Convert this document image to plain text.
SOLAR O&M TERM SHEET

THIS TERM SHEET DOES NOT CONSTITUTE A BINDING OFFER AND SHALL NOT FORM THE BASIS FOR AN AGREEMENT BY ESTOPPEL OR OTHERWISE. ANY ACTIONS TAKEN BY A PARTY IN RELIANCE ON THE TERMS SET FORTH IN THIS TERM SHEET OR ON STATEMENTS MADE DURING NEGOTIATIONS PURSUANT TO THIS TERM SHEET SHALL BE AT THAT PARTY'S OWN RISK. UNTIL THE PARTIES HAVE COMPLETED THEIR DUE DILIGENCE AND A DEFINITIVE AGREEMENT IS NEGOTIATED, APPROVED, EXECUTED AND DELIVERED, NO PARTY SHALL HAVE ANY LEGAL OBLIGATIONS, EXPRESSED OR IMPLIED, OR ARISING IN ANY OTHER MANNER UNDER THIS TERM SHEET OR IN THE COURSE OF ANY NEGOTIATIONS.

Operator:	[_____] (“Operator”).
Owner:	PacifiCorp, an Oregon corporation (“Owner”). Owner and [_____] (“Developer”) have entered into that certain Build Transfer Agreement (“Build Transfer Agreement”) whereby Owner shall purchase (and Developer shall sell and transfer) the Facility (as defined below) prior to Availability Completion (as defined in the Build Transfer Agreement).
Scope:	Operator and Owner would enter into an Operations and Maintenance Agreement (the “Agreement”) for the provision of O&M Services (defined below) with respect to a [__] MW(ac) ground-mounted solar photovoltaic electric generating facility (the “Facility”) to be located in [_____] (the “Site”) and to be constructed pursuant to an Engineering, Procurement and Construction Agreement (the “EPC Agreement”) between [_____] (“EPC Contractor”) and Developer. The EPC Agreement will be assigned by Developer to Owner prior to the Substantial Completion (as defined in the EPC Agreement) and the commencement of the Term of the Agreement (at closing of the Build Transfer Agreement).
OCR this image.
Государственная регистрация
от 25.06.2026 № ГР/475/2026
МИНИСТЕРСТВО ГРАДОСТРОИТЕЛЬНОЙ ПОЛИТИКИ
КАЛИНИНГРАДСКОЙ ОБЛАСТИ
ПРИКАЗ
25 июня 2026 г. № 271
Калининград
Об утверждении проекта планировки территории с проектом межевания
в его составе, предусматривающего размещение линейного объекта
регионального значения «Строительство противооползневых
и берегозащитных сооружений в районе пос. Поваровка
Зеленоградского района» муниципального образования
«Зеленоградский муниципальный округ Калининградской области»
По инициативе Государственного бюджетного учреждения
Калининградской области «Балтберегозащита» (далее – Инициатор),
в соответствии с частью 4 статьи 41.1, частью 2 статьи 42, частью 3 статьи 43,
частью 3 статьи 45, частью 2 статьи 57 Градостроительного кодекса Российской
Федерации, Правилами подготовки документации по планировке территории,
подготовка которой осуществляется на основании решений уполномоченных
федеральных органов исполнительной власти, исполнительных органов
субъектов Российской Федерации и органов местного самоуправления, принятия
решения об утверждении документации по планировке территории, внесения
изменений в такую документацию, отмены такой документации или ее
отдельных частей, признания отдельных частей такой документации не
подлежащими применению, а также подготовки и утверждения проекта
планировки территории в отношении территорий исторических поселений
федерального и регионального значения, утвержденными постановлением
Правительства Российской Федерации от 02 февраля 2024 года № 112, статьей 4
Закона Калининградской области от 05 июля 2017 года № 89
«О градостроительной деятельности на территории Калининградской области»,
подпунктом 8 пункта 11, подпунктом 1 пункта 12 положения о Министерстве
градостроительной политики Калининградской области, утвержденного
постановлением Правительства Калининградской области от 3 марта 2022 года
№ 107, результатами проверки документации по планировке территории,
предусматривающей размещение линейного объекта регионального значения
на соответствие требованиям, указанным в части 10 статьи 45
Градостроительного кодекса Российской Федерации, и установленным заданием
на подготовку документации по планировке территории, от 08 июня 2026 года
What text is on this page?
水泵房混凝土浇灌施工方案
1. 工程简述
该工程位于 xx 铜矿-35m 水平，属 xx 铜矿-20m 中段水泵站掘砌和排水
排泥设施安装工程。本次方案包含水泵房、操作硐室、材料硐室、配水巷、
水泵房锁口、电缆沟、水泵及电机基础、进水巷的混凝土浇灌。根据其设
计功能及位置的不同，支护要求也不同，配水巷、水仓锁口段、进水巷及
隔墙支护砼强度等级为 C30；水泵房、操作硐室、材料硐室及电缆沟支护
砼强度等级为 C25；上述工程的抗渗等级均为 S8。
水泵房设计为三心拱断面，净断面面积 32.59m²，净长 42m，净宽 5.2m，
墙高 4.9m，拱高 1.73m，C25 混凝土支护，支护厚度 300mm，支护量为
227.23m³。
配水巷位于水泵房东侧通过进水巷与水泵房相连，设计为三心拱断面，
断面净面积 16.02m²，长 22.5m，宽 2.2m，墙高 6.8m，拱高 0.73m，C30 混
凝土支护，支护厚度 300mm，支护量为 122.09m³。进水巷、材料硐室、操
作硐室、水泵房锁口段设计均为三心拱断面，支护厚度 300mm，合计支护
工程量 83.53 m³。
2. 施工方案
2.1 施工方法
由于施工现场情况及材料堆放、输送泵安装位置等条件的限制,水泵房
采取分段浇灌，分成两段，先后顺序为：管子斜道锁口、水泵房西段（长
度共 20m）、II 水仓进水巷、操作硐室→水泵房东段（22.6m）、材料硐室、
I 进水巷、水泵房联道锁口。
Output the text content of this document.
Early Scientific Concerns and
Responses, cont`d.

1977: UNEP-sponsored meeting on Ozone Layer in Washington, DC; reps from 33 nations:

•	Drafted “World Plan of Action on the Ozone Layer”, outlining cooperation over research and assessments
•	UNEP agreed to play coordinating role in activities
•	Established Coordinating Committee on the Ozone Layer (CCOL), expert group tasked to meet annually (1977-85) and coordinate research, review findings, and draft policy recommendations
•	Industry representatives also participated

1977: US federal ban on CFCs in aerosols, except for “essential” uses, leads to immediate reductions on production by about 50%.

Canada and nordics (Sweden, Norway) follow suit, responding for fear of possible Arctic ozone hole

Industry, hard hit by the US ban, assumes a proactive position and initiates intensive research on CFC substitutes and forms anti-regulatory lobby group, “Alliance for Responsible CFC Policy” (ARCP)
==========
Reproduce the complete set of lines precisely as supplied.

--- SOLVED PROBLEM ---
Convert this document image to plain text.
SOLAR O&M TERM SHEET

THIS TERM SHEET DOES NOT CONSTITUTE A BINDING OFFER AND SHALL NOT FORM THE BASIS FOR AN AGREEMENT BY ESTOPPEL OR OTHERWISE. ANY ACTIONS TAKEN BY A PARTY IN RELIANCE ON THE TERMS SET FORTH IN THIS TERM SHEET OR ON STATEMENTS MADE DURING NEGOTIATIONS PURSUANT TO THIS TERM SHEET SHALL BE AT THAT PARTY'S OWN RISK. UNTIL THE PARTIES HAVE COMPLETED THEIR DUE DILIGENCE AND A DEFINITIVE AGREEMENT IS NEGOTIATED, APPROVED, EXECUTED AND DELIVERED, NO PARTY SHALL HAVE ANY LEGAL OBLIGATIONS, EXPRESSED OR IMPLIED, OR ARISING IN ANY OTHER MANNER UNDER THIS TERM SHEET OR IN THE COURSE OF ANY NEGOTIATIONS.

Operator:	[_____] (“Operator”).
Owner:	PacifiCorp, an Oregon corporation (“Owner”). Owner and [_____] (“Developer”) have entered into that certain Build Transfer Agreement (“Build Transfer Agreement”) whereby Owner shall purchase (and Developer shall sell and transfer) the Facility (as defined below) prior to Availability Completion (as defined in the Build Transfer Agreement).
Scope:	Operator and Owner would enter into an Operations and Maintenance Agreement (the “Agreement”) for the provision of O&M Services (defined below) with respect to a [__] MW(ac) ground-mounted solar photovoltaic electric generating facility (the “Facility”) to be located in [_____] (the “Site”) and to be constructed pursuant to an Engineering, Procurement and Construction Agreement (the “EPC Agreement”) between [_____] (“EPC Contractor”) and Developer. The EPC Agreement will be assigned by Developer to Owner prior to the Substantial Completion (as defined in the EPC Agreement) and the commencement of the Term of the Agreement (at closing of the Build Transfer Agreement).
OCR this image.
Государственная регистрация
от 25.06.2026 № ГР/475/2026
МИНИСТЕРСТВО ГРАДОСТРОИТЕЛЬНОЙ ПОЛИТИКИ
КАЛИНИНГРАДСКОЙ ОБЛАСТИ
ПРИКАЗ
25 июня 2026 г. № 271
Калининград
Об утверждении проекта планировки территории с проектом межевания
в его составе, предусматривающего размещение линейного объекта
регионального значения «Строительство противооползневых
и берегозащитных сооружений в районе пос. Поваровка
Зеленоградского района» муниципального образования
«Зеленоградский муниципальный округ Калининградской области»
По инициативе Государственного бюджетного учреждения
Калининградской области «Балтберегозащита» (далее – Инициатор),
в соответствии с частью 4 статьи 41.1, частью 2 статьи 42, частью 3 статьи 43,
частью 3 статьи 45, частью 2 статьи 57 Градостроительного кодекса Российской
Федерации, Правилами подготовки документации по планировке территории,
подготовка которой осуществляется на основании решений уполномоченных
федеральных органов исполнительной власти, исполнительных органов
субъектов Российской Федерации и органов местного самоуправления, принятия
решения об утверждении документации по планировке территории, внесения
изменений в такую документацию, отмены такой документации или ее
отдельных частей, признания отдельных частей такой документации не
подлежащими применению, а также подготовки и утверждения проекта
планировки территории в отношении территорий исторических поселений
федерального и регионального значения, утвержденными постановлением
Правительства Российской Федерации от 02 февраля 2024 года № 112, статьей 4
Закона Калининградской области от 05 июля 2017 года № 89
«О градостроительной деятельности на территории Калининградской области»,
подпунктом 8 пункта 11, подпунктом 1 пункта 12 положения о Министерстве
градостроительной политики Калининградской области, утвержденного
постановлением Правительства Калининградской области от 3 марта 2022 года
№ 107, результатами проверки документации по планировке территории,
предусматривающей размещение линейного объекта регионального значения
на соответствие требованиям, указанным в части 10 статьи 45
Градостроительного кодекса Российской Федерации, и установленным заданием
на подготовку документации по планировке территории, от 08 июня 2026 года
What text is on this page?
水泵房混凝土浇灌施工方案
1. 工程简述
该工程位于 xx 铜矿-35m 水平，属 xx 铜矿-20m 中段水泵站掘砌和排水
排泥设施安装工程。本次方案包含水泵房、操作硐室、材料硐室、配水巷、
水泵房锁口、电缆沟、水泵及电机基础、进水巷的混凝土浇灌。根据其设
计功能及位置的不同，支护要求也不同，配水巷、水仓锁口段、进水巷及
隔墙支护砼强度等级为 C30；水泵房、操作硐室、材料硐室及电缆沟支护
砼强度等级为 C25；上述工程的抗渗等级均为 S8。
水泵房设计为三心拱断面，净断面面积 32.59m²，净长 42m，净宽 5.2m，
墙高 4.9m，拱高 1.73m，C25 混凝土支护，支护厚度 300mm，支护量为
227.23m³。
配水巷位于水泵房东侧通过进水巷与水泵房相连，设计为三心拱断面，
断面净面积 16.02m²，长 22.5m，宽 2.2m，墙高 6.8m，拱高 0.73m，C30 混
凝土支护，支护厚度 300mm，支护量为 122.09m³。进水巷、材料硐室、操
作硐室、水泵房锁口段设计均为三心拱断面，支护厚度 300mm，合计支护
工程量 83.53 m³。
2. 施工方案
2.1 施工方法
由于施工现场情况及材料堆放、输送泵安装位置等条件的限制,水泵房
采取分段浇灌，分成两段，先后顺序为：管子斜道锁口、水泵房西段（长
度共 20m）、II 水仓进水巷、操作硐室→水泵房东段（22.6m）、材料硐室、
I 进水巷、水泵房联道锁口。
Output the text content of this document.
Early Scientific Concerns and
Responses, cont`d.

1977: UNEP-sponsored meeting on Ozone Layer in Washington, DC; reps from 33 nations:

•	Drafted “World Plan of Action on the Ozone Layer”, outlining cooperation over research and assessments
•	UNEP agreed to play coordinating role in activities
•	Established Coordinating Committee on the Ozone Layer (CCOL), expert group tasked to meet annually (1977-85) and coordinate research, review findings, and draft policy recommendations
•	Industry representatives also participated

1977: US federal ban on CFCs in aerosols, except for “essential” uses, leads to immediate reductions on production by about 50%.

Canada and nordics (Sweden, Norway) follow suit, responding for fear of possible Arctic ozone hole

Industry, hard hit by the US ban, assumes a proactive position and initiates intensive research on CFC substitutes and forms anti-regulatory lobby group, “Alliance for Responsible CFC Policy” (ARCP)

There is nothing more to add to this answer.